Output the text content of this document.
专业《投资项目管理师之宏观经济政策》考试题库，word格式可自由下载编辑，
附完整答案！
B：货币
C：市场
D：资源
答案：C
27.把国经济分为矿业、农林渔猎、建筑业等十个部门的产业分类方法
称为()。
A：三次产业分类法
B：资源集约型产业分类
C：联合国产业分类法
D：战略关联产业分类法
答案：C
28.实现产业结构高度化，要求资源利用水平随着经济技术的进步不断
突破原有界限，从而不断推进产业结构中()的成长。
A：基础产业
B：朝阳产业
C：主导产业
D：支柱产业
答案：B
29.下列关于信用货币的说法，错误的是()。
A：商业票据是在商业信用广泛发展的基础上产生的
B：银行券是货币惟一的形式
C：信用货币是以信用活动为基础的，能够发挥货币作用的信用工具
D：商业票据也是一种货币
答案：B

* * *

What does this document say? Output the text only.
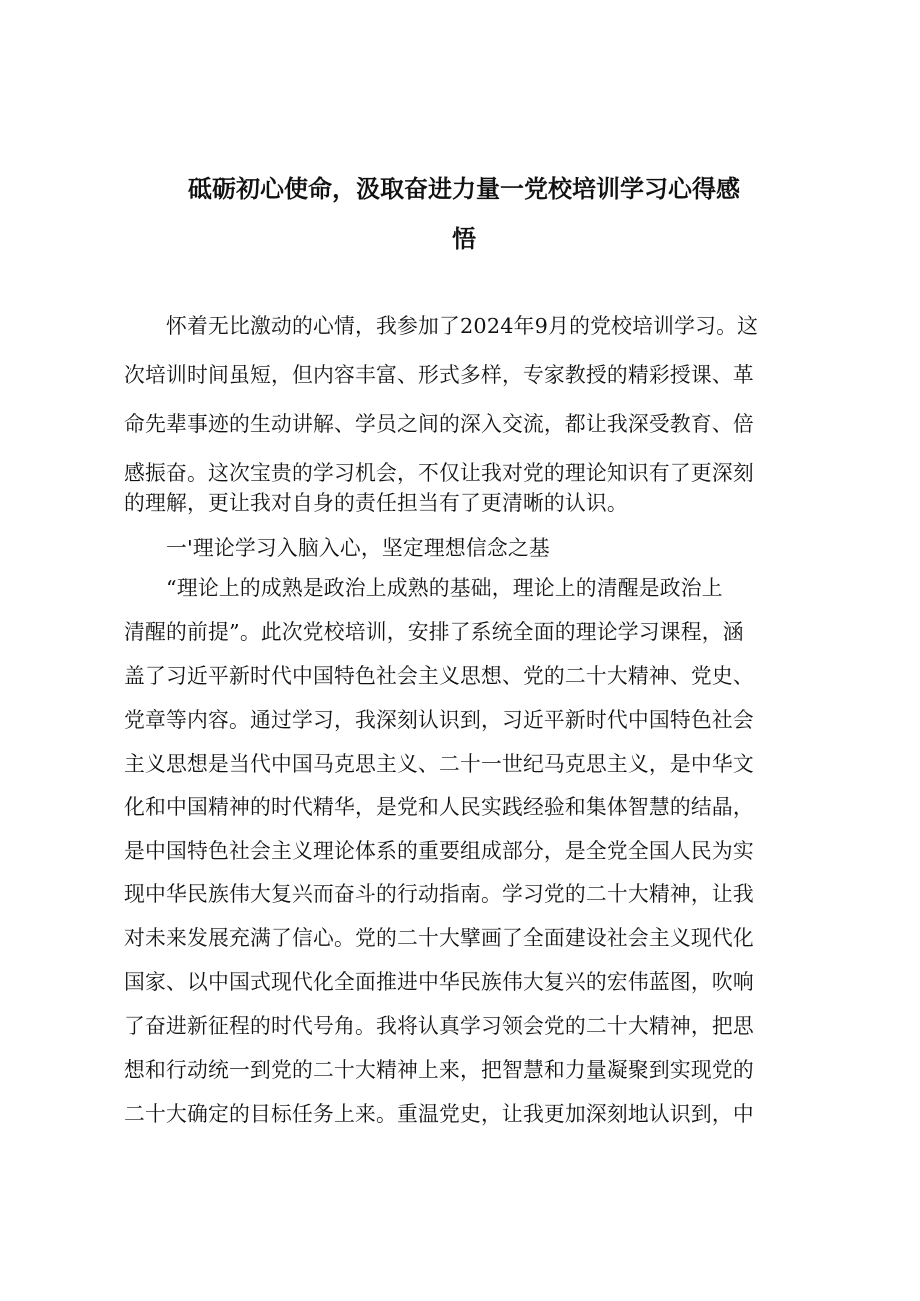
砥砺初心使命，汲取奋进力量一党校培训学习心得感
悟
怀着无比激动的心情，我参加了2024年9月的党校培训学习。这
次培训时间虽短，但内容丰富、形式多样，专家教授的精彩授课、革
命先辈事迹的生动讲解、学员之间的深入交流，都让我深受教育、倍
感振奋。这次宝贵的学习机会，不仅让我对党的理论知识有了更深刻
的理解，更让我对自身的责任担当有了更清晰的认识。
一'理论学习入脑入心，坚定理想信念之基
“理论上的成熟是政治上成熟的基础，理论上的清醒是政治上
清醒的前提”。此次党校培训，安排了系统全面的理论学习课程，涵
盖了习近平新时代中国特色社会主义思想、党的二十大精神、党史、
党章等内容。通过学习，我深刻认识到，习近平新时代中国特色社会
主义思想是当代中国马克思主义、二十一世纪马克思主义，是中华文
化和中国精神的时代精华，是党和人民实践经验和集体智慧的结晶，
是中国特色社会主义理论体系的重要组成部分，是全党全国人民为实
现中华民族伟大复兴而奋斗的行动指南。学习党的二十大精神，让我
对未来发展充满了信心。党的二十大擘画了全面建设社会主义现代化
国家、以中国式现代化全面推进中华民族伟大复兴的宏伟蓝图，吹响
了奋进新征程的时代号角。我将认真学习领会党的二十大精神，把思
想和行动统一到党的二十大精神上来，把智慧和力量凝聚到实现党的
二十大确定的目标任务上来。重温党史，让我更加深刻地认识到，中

§ **THE TASK**
Check each line above for "document" and return the ones that have it.

§ **ANSWER IN FULL**
Output the text content of this document.
What does this document say? Output the text only.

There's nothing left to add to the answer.